### Description of the task
The records that follow must be repeated verbatim, every one of them.
# The records start
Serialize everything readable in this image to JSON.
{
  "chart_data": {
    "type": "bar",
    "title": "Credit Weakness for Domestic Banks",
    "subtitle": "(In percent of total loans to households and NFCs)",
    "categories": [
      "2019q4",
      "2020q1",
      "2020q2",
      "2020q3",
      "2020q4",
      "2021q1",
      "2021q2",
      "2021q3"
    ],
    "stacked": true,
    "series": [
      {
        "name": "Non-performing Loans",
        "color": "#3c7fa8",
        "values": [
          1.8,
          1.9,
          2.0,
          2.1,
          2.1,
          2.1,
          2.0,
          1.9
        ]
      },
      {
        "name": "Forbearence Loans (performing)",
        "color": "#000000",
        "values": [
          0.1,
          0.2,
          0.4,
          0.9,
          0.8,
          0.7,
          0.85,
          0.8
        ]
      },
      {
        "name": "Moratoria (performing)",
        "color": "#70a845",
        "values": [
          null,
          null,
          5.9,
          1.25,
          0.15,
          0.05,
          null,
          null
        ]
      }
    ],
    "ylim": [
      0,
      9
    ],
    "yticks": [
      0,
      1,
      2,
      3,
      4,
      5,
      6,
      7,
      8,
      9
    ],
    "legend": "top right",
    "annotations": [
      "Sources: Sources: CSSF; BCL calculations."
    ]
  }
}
# The records end
### Completed task
Serialize everything readable in this image to JSON.
{
  "chart_data": {
    "type": "bar",
    "title": "Credit Weakness for Domestic Banks",
    "subtitle": "(In percent of total loans to households and NFCs)",
    "categories": [
      "2019q4",
      "2020q1",
      "2020q2",
      "2020q3",
      "2020q4",
      "2021q1",
      "2021q2",
      "2021q3"
    ],
    "stacked": true,
    "series": [
      {
        "name": "Non-performing Loans",
        "color": "#3c7fa8",
        "values": [
          1.8,
          1.9,
          2.0,
          2.1,
          2.1,
          2.1,
          2.0,
          1.9
        ]
      },
      {
        "name": "Forbearence Loans (performing)",
        "color": "#000000",
        "values": [
          0.1,
          0.2,
          0.4,
          0.9,
          0.8,
          0.7,
          0.85,
          0.8
        ]
      },
      {
        "name": "Moratoria (performing)",
        "color": "#70a845",
        "values": [
          null,
          null,
          5.9,
          1.25,
          0.15,
          0.05,
          null,
          null
        ]
      }
    ],
    "ylim": [
      0,
      9
    ],
    "yticks": [
      0,
      1,
      2,
      3,
      4,
      5,
      6,
      7,
      8,
      9
    ],
    "legend": "top right",
    "annotations": [
      "Sources: Sources: CSSF; BCL calculations."
    ]
  }
}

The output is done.